**** Provided records ****
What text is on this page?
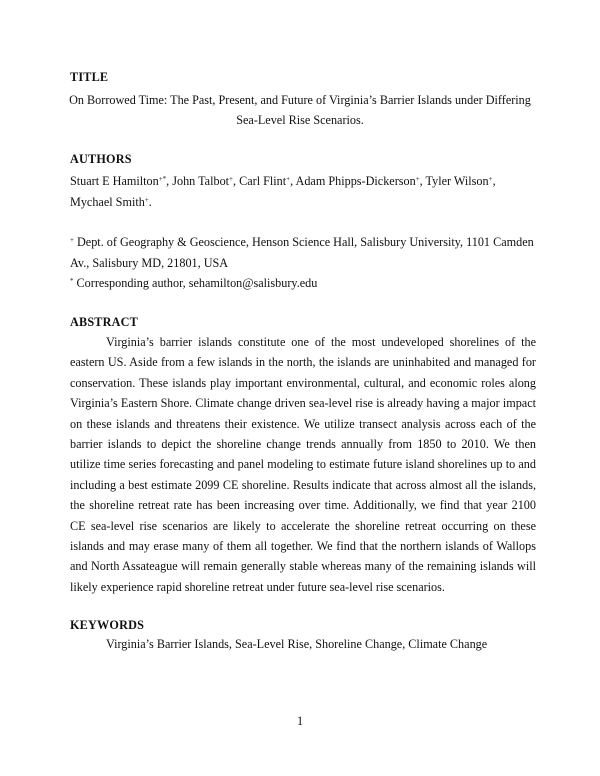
TITLE
On Borrowed Time: The Past, Present, and Future of Virginia’s Barrier Islands under Differing
Sea-Level Rise Scenarios.
AUTHORS
Stuart E Hamilton+*, John Talbot+, Carl Flint+, Adam Phipps-Dickerson+, Tyler Wilson+,
Mychael Smith+.
+ Dept. of Geography & Geoscience, Henson Science Hall, Salisbury University, 1101 Camden
Av., Salisbury MD, 21801, USA
* Corresponding author, sehamilton@salisbury.edu
ABSTRACT
Virginia’s barrier islands constitute one of the most undeveloped shorelines of the eastern US. Aside from a few islands in the north, the islands are uninhabited and managed for conservation. These islands play important environmental, cultural, and economic roles along Virginia’s Eastern Shore. Climate change driven sea-level rise is already having a major impact on these islands and threatens their existence. We utilize transect analysis across each of the barrier islands to depict the shoreline change trends annually from 1850 to 2010. We then utilize time series forecasting and panel modeling to estimate future island shorelines up to and including a best estimate 2099 CE shoreline. Results indicate that across almost all the islands, the shoreline retreat rate has been increasing over time. Additionally, we find that year 2100 CE sea-level rise scenarios are likely to accelerate the shoreline retreat occurring on these islands and may erase many of them all together. We find that the northern islands of Wallops and North Assateague will remain generally stable whereas many of the remaining islands will likely experience rapid shoreline retreat under future sea-level rise scenarios.
KEYWORDS
Virginia’s Barrier Islands, Sea-Level Rise, Shoreline Change, Climate Change
1
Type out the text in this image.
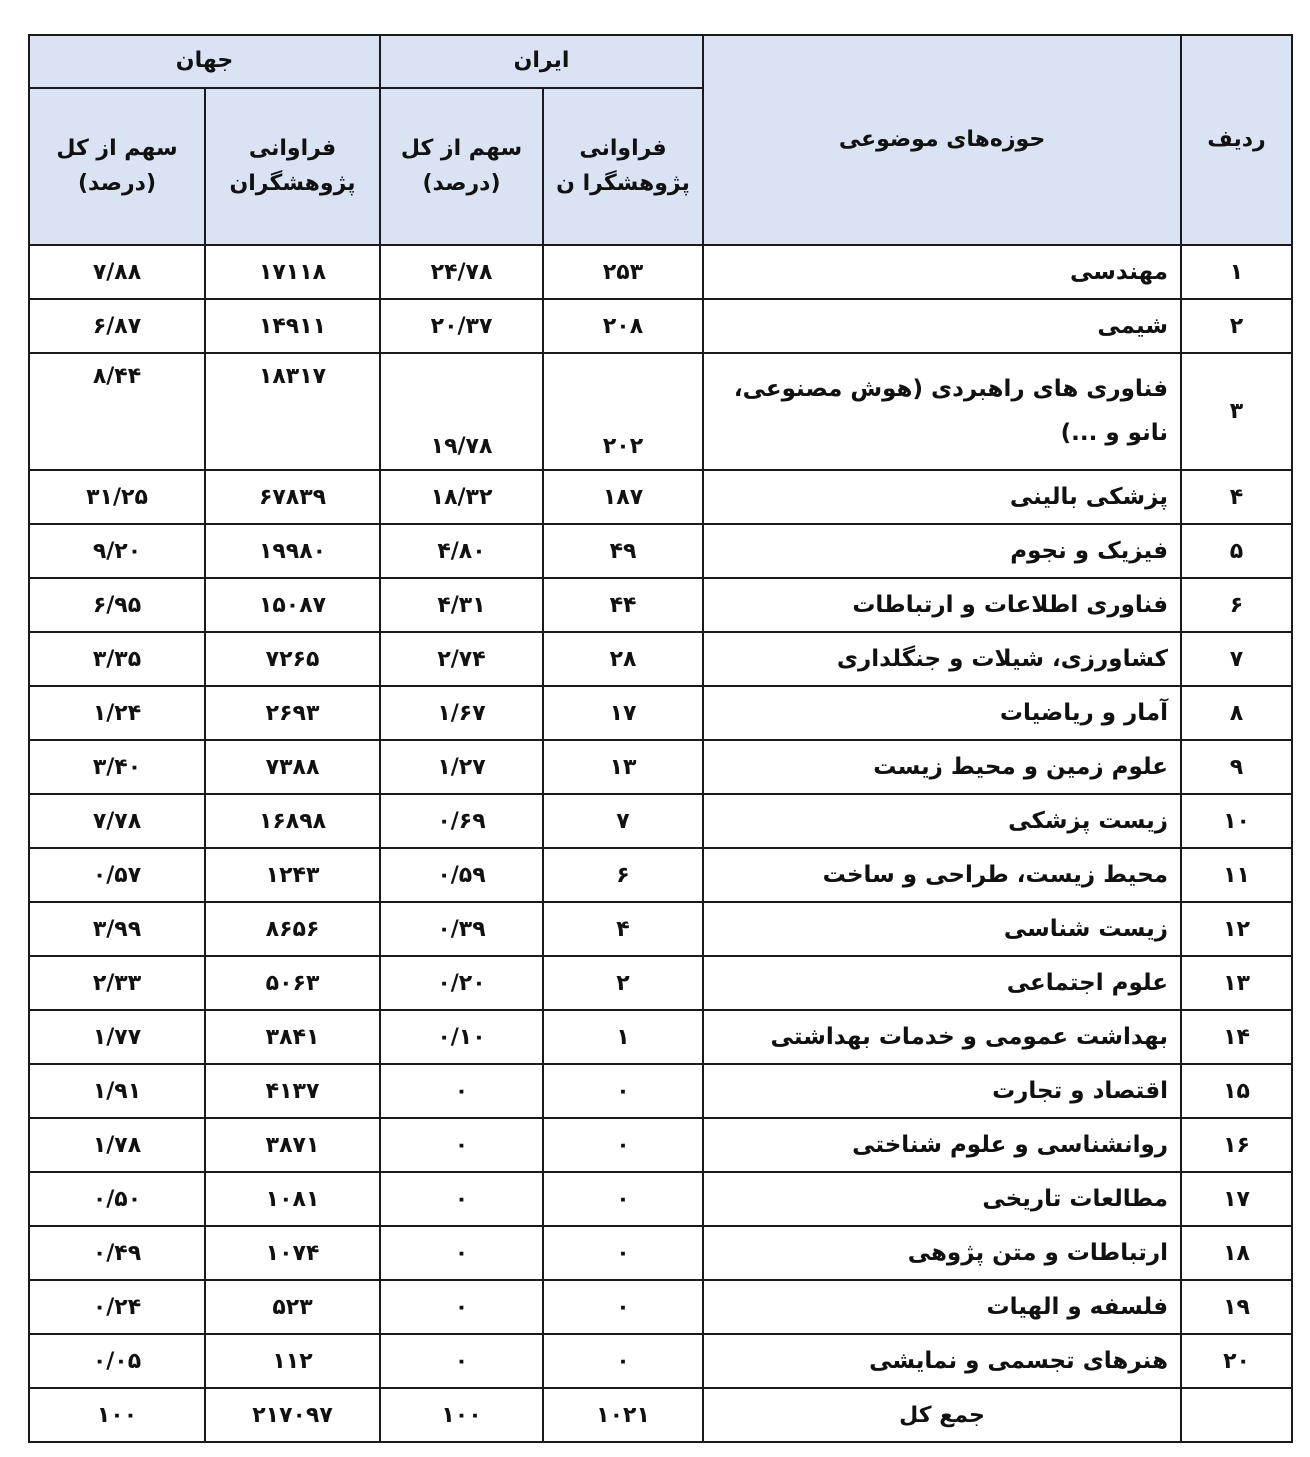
ردیف	حوزه‌های موضوعی	ایران		جهان	
		فراوانی پژوهشگرا ن	سهم از کل (درصد)	فراوانی پژوهشگران	سهم از کل (درصد)
۱	مهندسی	۲۵۳	۲۴/۷۸	۱۷۱۱۸	۷/۸۸
۲	شیمی	۲۰۸	۲۰/۳۷	۱۴۹۱۱	۶/۸۷
۳	فناوری های راهبردی (هوش مصنوعی، نانو و ...)	۲۰۲	۱۹/۷۸	۱۸۳۱۷	۸/۴۴
۴	پزشکی بالینی	۱۸۷	۱۸/۳۲	۶۷۸۳۹	۳۱/۲۵
۵	فیزیک و نجوم	۴۹	۴/۸۰	۱۹۹۸۰	۹/۲۰
۶	فناوری اطلاعات و ارتباطات	۴۴	۴/۳۱	۱۵۰۸۷	۶/۹۵
۷	کشاورزی، شیلات و جنگلداری	۲۸	۲/۷۴	۷۲۶۵	۳/۳۵
۸	آمار و ریاضیات	۱۷	۱/۶۷	۲۶۹۳	۱/۲۴
۹	علوم زمین و محیط زیست	۱۳	۱/۲۷	۷۳۸۸	۳/۴۰
۱۰	زیست پزشکی	۷	۰/۶۹	۱۶۸۹۸	۷/۷۸
۱۱	محیط زیست، طراحی و ساخت	۶	۰/۵۹	۱۲۴۳	۰/۵۷
۱۲	زیست شناسی	۴	۰/۳۹	۸۶۵۶	۳/۹۹
۱۳	علوم اجتماعی	۲	۰/۲۰	۵۰۶۳	۲/۳۳
۱۴	بهداشت عمومی و خدمات بهداشتی	۱	۰/۱۰	۳۸۴۱	۱/۷۷
۱۵	اقتصاد و تجارت	۰	۰	۴۱۳۷	۱/۹۱
۱۶	روانشناسی و علوم شناختی	۰	۰	۳۸۷۱	۱/۷۸
۱۷	مطالعات تاریخی	۰	۰	۱۰۸۱	۰/۵۰
۱۸	ارتباطات و متن پژوهی	۰	۰	۱۰۷۴	۰/۴۹
۱۹	فلسفه و الهیات	۰	۰	۵۲۳	۰/۲۴
۲۰	هنرهای تجسمی و نمایشی	۰	۰	۱۱۲	۰/۰۵
	جمع کل	۱۰۲۱	۱۰۰	۲۱۷۰۹۷	۱۰۰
****
> _What to work on_:
Find each line holding the string "زیست" and copy it out.

> _Response to the exercise_:
۹	علوم زمین و محیط زیست	۱۳	۱/۲۷	۷۳۸۸	۳/۴۰
۱۰	زیست پزشکی	۷	۰/۶۹	۱۶۸۹۸	۷/۷۸
۱۱	محیط زیست، طراحی و ساخت	۶	۰/۵۹	۱۲۴۳	۰/۵۷
۱۲	زیست شناسی	۴	۰/۳۹	۸۶۵۶	۳/۹۹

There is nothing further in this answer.